[Saved data entries]
- - -

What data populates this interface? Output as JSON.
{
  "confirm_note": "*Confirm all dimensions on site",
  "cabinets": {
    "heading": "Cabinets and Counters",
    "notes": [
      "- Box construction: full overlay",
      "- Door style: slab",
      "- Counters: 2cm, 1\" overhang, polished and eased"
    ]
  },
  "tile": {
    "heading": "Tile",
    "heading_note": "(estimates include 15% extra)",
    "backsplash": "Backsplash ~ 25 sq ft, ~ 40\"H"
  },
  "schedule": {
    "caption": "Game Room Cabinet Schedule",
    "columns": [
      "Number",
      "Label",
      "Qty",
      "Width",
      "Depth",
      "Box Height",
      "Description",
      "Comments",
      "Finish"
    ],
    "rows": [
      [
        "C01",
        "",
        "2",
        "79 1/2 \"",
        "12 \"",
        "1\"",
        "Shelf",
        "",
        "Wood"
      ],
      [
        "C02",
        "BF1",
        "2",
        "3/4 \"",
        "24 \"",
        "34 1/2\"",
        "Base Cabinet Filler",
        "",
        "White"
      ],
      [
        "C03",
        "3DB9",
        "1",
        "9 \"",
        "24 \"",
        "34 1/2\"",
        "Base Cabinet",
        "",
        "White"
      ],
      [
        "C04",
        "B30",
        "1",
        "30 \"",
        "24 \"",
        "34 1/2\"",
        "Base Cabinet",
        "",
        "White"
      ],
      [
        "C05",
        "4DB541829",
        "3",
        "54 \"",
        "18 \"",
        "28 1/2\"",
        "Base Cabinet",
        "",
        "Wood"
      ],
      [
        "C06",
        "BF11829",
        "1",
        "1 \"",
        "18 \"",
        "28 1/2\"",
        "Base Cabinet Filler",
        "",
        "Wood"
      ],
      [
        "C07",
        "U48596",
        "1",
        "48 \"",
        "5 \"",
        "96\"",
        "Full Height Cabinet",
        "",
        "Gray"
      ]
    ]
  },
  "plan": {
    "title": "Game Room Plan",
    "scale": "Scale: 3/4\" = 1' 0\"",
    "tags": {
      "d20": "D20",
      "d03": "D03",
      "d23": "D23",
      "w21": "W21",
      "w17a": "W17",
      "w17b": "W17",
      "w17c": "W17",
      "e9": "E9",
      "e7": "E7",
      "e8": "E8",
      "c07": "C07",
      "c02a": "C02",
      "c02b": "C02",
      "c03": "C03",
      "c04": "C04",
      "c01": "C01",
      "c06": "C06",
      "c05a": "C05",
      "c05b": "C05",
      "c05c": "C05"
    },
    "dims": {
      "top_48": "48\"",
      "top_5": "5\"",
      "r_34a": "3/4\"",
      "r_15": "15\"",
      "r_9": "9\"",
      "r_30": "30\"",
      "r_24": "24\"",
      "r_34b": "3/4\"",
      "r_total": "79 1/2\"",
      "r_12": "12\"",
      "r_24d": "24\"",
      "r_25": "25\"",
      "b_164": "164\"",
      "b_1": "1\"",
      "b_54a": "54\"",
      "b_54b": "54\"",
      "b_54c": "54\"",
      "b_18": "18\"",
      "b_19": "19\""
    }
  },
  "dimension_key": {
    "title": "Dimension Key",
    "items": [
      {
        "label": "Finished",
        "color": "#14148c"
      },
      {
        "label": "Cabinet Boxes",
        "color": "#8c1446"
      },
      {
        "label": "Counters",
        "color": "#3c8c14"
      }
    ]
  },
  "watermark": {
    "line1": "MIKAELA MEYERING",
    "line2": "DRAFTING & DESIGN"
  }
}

- - -

Repeat the data above exactly.

What data populates this interface? Output as JSON.
{
  "confirm_note": "*Confirm all dimensions on site",
  "cabinets": {
    "heading": "Cabinets and Counters",
    "notes": [
      "- Box construction: full overlay",
      "- Door style: slab",
      "- Counters: 2cm, 1\" overhang, polished and eased"
    ]
  },
  "tile": {
    "heading": "Tile",
    "heading_note": "(estimates include 15% extra)",
    "backsplash": "Backsplash ~ 25 sq ft, ~ 40\"H"
  },
  "schedule": {
    "caption": "Game Room Cabinet Schedule",
    "columns": [
      "Number",
      "Label",
      "Qty",
      "Width",
      "Depth",
      "Box Height",
      "Description",
      "Comments",
      "Finish"
    ],
    "rows": [
      [
        "C01",
        "",
        "2",
        "79 1/2 \"",
        "12 \"",
        "1\"",
        "Shelf",
        "",
        "Wood"
      ],
      [
        "C02",
        "BF1",
        "2",
        "3/4 \"",
        "24 \"",
        "34 1/2\"",
        "Base Cabinet Filler",
        "",
        "White"
      ],
      [
        "C03",
        "3DB9",
        "1",
        "9 \"",
        "24 \"",
        "34 1/2\"",
        "Base Cabinet",
        "",
        "White"
      ],
      [
        "C04",
        "B30",
        "1",
        "30 \"",
        "24 \"",
        "34 1/2\"",
        "Base Cabinet",
        "",
        "White"
      ],
      [
        "C05",
        "4DB541829",
        "3",
        "54 \"",
        "18 \"",
        "28 1/2\"",
        "Base Cabinet",
        "",
        "Wood"
      ],
      [
        "C06",
        "BF11829",
        "1",
        "1 \"",
        "18 \"",
        "28 1/2\"",
        "Base Cabinet Filler",
        "",
        "Wood"
      ],
      [
        "C07",
        "U48596",
        "1",
        "48 \"",
        "5 \"",
        "96\"",
        "Full Height Cabinet",
        "",
        "Gray"
      ]
    ]
  },
  "plan": {
    "title": "Game Room Plan",
    "scale": "Scale: 3/4\" = 1' 0\"",
    "tags": {
      "d20": "D20",
      "d03": "D03",
      "d23": "D23",
      "w21": "W21",
      "w17a": "W17",
      "w17b": "W17",
      "w17c": "W17",
      "e9": "E9",
      "e7": "E7",
      "e8": "E8",
      "c07": "C07",
      "c02a": "C02",
      "c02b": "C02",
      "c03": "C03",
      "c04": "C04",
      "c01": "C01",
      "c06": "C06",
      "c05a": "C05",
      "c05b": "C05",
      "c05c": "C05"
    },
    "dims": {
      "top_48": "48\"",
      "top_5": "5\"",
      "r_34a": "3/4\"",
      "r_15": "15\"",
      "r_9": "9\"",
      "r_30": "30\"",
      "r_24": "24\"",
      "r_34b": "3/4\"",
      "r_total": "79 1/2\"",
      "r_12": "12\"",
      "r_24d": "24\"",
      "r_25": "25\"",
      "b_164": "164\"",
      "b_1": "1\"",
      "b_54a": "54\"",
      "b_54b": "54\"",
      "b_54c": "54\"",
      "b_18": "18\"",
      "b_19": "19\""
    }
  },
  "dimension_key": {
    "title": "Dimension Key",
    "items": [
      {
        "label": "Finished",
        "color": "#14148c"
      },
      {
        "label": "Cabinet Boxes",
        "color": "#8c1446"
      },
      {
        "label": "Counters",
        "color": "#3c8c14"
      }
    ]
  },
  "watermark": {
    "line1": "MIKAELA MEYERING",
    "line2": "DRAFTING & DESIGN"
  }
}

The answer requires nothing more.